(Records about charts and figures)
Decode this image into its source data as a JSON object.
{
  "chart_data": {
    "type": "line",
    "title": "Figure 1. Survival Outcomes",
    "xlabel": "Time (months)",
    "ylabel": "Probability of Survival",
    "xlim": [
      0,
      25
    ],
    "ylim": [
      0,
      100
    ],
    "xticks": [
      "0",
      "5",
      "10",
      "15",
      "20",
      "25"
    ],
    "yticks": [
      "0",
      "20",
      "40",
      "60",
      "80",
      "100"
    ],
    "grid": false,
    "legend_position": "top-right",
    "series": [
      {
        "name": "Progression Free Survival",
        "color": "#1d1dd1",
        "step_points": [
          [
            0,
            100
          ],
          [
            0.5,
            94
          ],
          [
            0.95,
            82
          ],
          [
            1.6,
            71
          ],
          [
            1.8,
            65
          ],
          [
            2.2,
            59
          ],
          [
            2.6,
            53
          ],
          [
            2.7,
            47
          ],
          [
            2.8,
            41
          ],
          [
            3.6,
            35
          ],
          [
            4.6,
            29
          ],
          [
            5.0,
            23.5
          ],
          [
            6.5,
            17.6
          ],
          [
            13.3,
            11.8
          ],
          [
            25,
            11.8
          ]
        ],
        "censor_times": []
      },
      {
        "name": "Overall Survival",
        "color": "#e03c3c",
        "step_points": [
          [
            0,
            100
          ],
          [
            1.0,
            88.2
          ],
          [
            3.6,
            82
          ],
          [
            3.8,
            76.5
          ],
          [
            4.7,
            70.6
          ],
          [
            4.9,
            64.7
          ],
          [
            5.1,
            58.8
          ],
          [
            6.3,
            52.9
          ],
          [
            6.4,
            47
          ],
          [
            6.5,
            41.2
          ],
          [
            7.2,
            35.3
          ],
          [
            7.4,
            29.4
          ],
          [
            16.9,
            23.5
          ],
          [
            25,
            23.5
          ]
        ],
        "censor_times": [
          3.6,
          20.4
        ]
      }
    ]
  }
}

* _Exercise goal_
Extract all the material, leaving every line as it is.

* _Response to this exercise_
Decode this image into its source data as a JSON object.
{
  "chart_data": {
    "type": "line",
    "title": "Figure 1. Survival Outcomes",
    "xlabel": "Time (months)",
    "ylabel": "Probability of Survival",
    "xlim": [
      0,
      25
    ],
    "ylim": [
      0,
      100
    ],
    "xticks": [
      "0",
      "5",
      "10",
      "15",
      "20",
      "25"
    ],
    "yticks": [
      "0",
      "20",
      "40",
      "60",
      "80",
      "100"
    ],
    "grid": false,
    "legend_position": "top-right",
    "series": [
      {
        "name": "Progression Free Survival",
        "color": "#1d1dd1",
        "step_points": [
          [
            0,
            100
          ],
          [
            0.5,
            94
          ],
          [
            0.95,
            82
          ],
          [
            1.6,
            71
          ],
          [
            1.8,
            65
          ],
          [
            2.2,
            59
          ],
          [
            2.6,
            53
          ],
          [
            2.7,
            47
          ],
          [
            2.8,
            41
          ],
          [
            3.6,
            35
          ],
          [
            4.6,
            29
          ],
          [
            5.0,
            23.5
          ],
          [
            6.5,
            17.6
          ],
          [
            13.3,
            11.8
          ],
          [
            25,
            11.8
          ]
        ],
        "censor_times": []
      },
      {
        "name": "Overall Survival",
        "color": "#e03c3c",
        "step_points": [
          [
            0,
            100
          ],
          [
            1.0,
            88.2
          ],
          [
            3.6,
            82
          ],
          [
            3.8,
            76.5
          ],
          [
            4.7,
            70.6
          ],
          [
            4.9,
            64.7
          ],
          [
            5.1,
            58.8
          ],
          [
            6.3,
            52.9
          ],
          [
            6.4,
            47
          ],
          [
            6.5,
            41.2
          ],
          [
            7.2,
            35.3
          ],
          [
            7.4,
            29.4
          ],
          [
            16.9,
            23.5
          ],
          [
            25,
            23.5
          ]
        ],
        "censor_times": [
          3.6,
          20.4
        ]
      }
    ]
  }
}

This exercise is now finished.